» YOUR TASK
Go through the listing and pick out each line with the word "Vasiliu" in it.

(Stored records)
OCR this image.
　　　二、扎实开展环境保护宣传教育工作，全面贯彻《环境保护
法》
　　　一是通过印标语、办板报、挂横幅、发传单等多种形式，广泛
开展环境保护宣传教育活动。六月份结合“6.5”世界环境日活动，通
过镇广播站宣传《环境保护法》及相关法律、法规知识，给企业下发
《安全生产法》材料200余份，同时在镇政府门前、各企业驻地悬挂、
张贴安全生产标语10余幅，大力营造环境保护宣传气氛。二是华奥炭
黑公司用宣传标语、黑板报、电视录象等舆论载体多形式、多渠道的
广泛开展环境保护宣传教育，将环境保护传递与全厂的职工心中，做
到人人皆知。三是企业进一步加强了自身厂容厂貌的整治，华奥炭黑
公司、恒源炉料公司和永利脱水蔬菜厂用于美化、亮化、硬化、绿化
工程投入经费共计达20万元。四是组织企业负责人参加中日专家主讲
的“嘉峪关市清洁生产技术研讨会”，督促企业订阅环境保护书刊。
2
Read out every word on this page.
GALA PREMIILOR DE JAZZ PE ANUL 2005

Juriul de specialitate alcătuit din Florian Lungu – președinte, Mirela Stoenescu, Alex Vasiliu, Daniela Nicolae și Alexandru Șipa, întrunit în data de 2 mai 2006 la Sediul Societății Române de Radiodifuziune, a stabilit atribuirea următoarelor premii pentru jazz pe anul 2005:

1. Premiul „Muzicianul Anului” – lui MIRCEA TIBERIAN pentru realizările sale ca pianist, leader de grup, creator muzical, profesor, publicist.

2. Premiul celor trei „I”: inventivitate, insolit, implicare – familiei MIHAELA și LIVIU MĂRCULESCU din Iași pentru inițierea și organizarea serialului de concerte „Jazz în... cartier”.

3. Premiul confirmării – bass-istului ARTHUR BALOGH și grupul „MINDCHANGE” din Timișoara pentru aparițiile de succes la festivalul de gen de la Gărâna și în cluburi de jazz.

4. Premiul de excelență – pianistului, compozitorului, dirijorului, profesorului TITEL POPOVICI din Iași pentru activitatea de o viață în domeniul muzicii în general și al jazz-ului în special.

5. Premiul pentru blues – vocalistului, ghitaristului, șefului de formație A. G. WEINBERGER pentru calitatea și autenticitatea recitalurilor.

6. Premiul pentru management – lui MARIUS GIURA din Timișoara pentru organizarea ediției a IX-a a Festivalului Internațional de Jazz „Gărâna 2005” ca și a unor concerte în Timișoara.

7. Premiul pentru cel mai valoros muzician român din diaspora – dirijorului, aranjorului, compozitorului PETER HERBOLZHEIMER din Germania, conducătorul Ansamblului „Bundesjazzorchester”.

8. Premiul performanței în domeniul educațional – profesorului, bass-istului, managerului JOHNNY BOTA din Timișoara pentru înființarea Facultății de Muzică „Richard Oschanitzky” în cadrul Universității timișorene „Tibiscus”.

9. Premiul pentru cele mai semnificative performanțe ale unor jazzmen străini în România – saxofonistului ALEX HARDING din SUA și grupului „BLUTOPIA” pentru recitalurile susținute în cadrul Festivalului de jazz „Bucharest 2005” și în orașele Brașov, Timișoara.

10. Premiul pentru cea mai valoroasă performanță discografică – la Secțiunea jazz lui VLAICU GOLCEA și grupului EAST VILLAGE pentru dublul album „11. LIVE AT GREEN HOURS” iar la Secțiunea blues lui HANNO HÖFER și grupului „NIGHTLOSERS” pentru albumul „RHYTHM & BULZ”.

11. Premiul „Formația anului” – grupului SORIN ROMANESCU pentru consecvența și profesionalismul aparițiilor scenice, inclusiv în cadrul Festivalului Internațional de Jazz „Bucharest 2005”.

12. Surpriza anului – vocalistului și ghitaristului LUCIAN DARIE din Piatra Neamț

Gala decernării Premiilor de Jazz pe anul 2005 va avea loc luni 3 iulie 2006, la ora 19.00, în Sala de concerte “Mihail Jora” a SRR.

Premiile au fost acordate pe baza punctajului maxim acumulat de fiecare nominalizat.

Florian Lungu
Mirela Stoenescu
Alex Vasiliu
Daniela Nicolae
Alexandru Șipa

» RESULT OF THE TASK
Juriul de specialitate alcătuit din Florian Lungu – președinte, Mirela Stoenescu, Alex Vasiliu, Daniela Nicolae și Alexandru Șipa, întrunit în data de 2 mai 2006 la Sediul Societății Române de Radiodifuziune, a stabilit atribuirea următoarelor premii pentru jazz pe anul 2005:
Alex Vasiliu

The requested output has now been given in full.